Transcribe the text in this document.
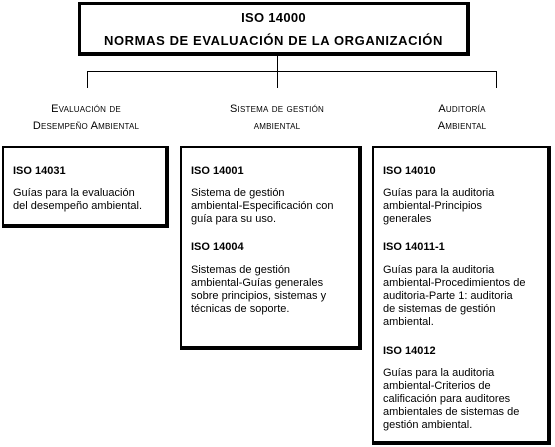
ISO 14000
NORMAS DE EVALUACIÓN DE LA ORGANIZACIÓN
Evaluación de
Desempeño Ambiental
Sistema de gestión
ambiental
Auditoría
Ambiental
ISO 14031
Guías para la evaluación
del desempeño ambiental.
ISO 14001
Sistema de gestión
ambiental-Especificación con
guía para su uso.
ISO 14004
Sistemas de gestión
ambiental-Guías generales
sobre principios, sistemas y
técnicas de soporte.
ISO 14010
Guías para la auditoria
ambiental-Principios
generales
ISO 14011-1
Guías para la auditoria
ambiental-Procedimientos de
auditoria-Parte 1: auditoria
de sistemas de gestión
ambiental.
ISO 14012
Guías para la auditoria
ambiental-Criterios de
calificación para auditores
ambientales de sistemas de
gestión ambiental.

• [Written problem] Pull out the lines above in which the word "gestión" appears.

• [Response to this task]
Sistema de gestión
Sistema de gestión
Sistemas de gestión
de sistemas de gestión
gestión ambiental.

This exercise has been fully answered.